____ Provided data
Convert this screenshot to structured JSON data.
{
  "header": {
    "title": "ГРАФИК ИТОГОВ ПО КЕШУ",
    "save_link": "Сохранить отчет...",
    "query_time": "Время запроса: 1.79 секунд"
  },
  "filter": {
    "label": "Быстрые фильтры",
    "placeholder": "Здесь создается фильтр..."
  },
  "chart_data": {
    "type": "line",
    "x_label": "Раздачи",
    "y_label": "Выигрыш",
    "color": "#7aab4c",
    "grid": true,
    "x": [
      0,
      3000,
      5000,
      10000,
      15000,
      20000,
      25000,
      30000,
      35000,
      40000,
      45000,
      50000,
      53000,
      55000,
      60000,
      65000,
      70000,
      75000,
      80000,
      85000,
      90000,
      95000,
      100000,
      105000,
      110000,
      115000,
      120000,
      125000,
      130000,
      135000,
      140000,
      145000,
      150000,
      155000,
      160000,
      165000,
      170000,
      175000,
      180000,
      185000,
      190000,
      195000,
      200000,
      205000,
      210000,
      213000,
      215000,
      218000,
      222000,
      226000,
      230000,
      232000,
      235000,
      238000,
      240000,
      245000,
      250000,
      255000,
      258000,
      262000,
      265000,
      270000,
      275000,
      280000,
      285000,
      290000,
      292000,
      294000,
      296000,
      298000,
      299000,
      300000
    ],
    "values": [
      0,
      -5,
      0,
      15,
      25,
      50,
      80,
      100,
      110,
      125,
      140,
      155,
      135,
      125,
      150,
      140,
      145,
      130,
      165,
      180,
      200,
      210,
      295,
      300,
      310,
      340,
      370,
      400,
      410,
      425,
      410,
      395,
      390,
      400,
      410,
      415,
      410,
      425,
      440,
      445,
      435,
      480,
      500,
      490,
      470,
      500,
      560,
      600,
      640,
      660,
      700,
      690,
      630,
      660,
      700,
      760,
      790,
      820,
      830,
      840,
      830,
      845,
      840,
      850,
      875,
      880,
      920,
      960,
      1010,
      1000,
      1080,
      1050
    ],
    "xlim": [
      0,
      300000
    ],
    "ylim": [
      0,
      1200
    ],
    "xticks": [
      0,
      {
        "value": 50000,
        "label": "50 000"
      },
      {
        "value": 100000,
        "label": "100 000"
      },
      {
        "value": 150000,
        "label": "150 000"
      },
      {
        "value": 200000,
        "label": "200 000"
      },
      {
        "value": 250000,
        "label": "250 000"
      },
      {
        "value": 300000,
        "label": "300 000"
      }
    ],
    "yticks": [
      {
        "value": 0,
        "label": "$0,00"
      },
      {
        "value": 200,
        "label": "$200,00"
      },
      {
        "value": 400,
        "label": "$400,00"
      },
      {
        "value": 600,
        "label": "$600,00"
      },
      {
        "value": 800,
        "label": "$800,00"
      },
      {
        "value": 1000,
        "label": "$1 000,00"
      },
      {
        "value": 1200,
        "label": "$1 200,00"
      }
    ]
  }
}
________
» **Work required**
Transcribe every entry verbatim.

» **Result for this task**
Convert this screenshot to structured JSON data.
{
  "header": {
    "title": "ГРАФИК ИТОГОВ ПО КЕШУ",
    "save_link": "Сохранить отчет...",
    "query_time": "Время запроса: 1.79 секунд"
  },
  "filter": {
    "label": "Быстрые фильтры",
    "placeholder": "Здесь создается фильтр..."
  },
  "chart_data": {
    "type": "line",
    "x_label": "Раздачи",
    "y_label": "Выигрыш",
    "color": "#7aab4c",
    "grid": true,
    "x": [
      0,
      3000,
      5000,
      10000,
      15000,
      20000,
      25000,
      30000,
      35000,
      40000,
      45000,
      50000,
      53000,
      55000,
      60000,
      65000,
      70000,
      75000,
      80000,
      85000,
      90000,
      95000,
      100000,
      105000,
      110000,
      115000,
      120000,
      125000,
      130000,
      135000,
      140000,
      145000,
      150000,
      155000,
      160000,
      165000,
      170000,
      175000,
      180000,
      185000,
      190000,
      195000,
      200000,
      205000,
      210000,
      213000,
      215000,
      218000,
      222000,
      226000,
      230000,
      232000,
      235000,
      238000,
      240000,
      245000,
      250000,
      255000,
      258000,
      262000,
      265000,
      270000,
      275000,
      280000,
      285000,
      290000,
      292000,
      294000,
      296000,
      298000,
      299000,
      300000
    ],
    "values": [
      0,
      -5,
      0,
      15,
      25,
      50,
      80,
      100,
      110,
      125,
      140,
      155,
      135,
      125,
      150,
      140,
      145,
      130,
      165,
      180,
      200,
      210,
      295,
      300,
      310,
      340,
      370,
      400,
      410,
      425,
      410,
      395,
      390,
      400,
      410,
      415,
      410,
      425,
      440,
      445,
      435,
      480,
      500,
      490,
      470,
      500,
      560,
      600,
      640,
      660,
      700,
      690,
      630,
      660,
      700,
      760,
      790,
      820,
      830,
      840,
      830,
      845,
      840,
      850,
      875,
      880,
      920,
      960,
      1010,
      1000,
      1080,
      1050
    ],
    "xlim": [
      0,
      300000
    ],
    "ylim": [
      0,
      1200
    ],
    "xticks": [
      0,
      {
        "value": 50000,
        "label": "50 000"
      },
      {
        "value": 100000,
        "label": "100 000"
      },
      {
        "value": 150000,
        "label": "150 000"
      },
      {
        "value": 200000,
        "label": "200 000"
      },
      {
        "value": 250000,
        "label": "250 000"
      },
      {
        "value": 300000,
        "label": "300 000"
      }
    ],
    "yticks": [
      {
        "value": 0,
        "label": "$0,00"
      },
      {
        "value": 200,
        "label": "$200,00"
      },
      {
        "value": 400,
        "label": "$400,00"
      },
      {
        "value": 600,
        "label": "$600,00"
      },
      {
        "value": 800,
        "label": "$800,00"
      },
      {
        "value": 1000,
        "label": "$1 000,00"
      },
      {
        "value": 1200,
        "label": "$1 200,00"
      }
    ]
  }
}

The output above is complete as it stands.